------ PROVIDED RECORDS

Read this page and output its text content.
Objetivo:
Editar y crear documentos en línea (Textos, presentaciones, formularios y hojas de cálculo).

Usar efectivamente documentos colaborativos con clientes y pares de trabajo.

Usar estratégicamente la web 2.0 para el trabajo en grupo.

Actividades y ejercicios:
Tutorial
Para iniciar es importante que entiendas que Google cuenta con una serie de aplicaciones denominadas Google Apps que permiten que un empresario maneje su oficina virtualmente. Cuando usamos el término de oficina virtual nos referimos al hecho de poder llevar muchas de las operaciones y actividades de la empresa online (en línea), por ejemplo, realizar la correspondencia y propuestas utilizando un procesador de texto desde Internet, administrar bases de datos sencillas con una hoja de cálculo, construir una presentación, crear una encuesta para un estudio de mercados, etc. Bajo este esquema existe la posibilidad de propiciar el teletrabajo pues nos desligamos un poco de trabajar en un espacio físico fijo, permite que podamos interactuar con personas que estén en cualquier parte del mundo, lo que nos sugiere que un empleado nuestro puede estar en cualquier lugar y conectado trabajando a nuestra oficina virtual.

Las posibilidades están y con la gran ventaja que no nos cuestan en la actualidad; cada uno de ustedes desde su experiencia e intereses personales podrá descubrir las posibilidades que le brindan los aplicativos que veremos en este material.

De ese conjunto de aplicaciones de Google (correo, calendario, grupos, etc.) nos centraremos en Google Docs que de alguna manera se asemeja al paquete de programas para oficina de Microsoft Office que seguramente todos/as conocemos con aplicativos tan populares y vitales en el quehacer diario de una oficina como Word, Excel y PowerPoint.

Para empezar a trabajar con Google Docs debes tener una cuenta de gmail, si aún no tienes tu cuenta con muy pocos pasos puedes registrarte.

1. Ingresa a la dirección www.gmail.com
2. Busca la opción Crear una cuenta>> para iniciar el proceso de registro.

------------

## WHAT THIS TASK INVOLVES:
Exactly reproduce all of the entries above.

## WRITTEN REPLY:
Read this page and output its text content.
Objetivo:
Editar y crear documentos en línea (Textos, presentaciones, formularios y hojas de cálculo).

Usar efectivamente documentos colaborativos con clientes y pares de trabajo.

Usar estratégicamente la web 2.0 para el trabajo en grupo.

Actividades y ejercicios:
Tutorial
Para iniciar es importante que entiendas que Google cuenta con una serie de aplicaciones denominadas Google Apps que permiten que un empresario maneje su oficina virtualmente. Cuando usamos el término de oficina virtual nos referimos al hecho de poder llevar muchas de las operaciones y actividades de la empresa online (en línea), por ejemplo, realizar la correspondencia y propuestas utilizando un procesador de texto desde Internet, administrar bases de datos sencillas con una hoja de cálculo, construir una presentación, crear una encuesta para un estudio de mercados, etc. Bajo este esquema existe la posibilidad de propiciar el teletrabajo pues nos desligamos un poco de trabajar en un espacio físico fijo, permite que podamos interactuar con personas que estén en cualquier parte del mundo, lo que nos sugiere que un empleado nuestro puede estar en cualquier lugar y conectado trabajando a nuestra oficina virtual.

Las posibilidades están y con la gran ventaja que no nos cuestan en la actualidad; cada uno de ustedes desde su experiencia e intereses personales podrá descubrir las posibilidades que le brindan los aplicativos que veremos en este material.

De ese conjunto de aplicaciones de Google (correo, calendario, grupos, etc.) nos centraremos en Google Docs que de alguna manera se asemeja al paquete de programas para oficina de Microsoft Office que seguramente todos/as conocemos con aplicativos tan populares y vitales en el quehacer diario de una oficina como Word, Excel y PowerPoint.

Para empezar a trabajar con Google Docs debes tener una cuenta de gmail, si aún no tienes tu cuenta con muy pocos pasos puedes registrarte.

1. Ingresa a la dirección www.gmail.com
2. Busca la opción Crear una cuenta>> para iniciar el proceso de registro.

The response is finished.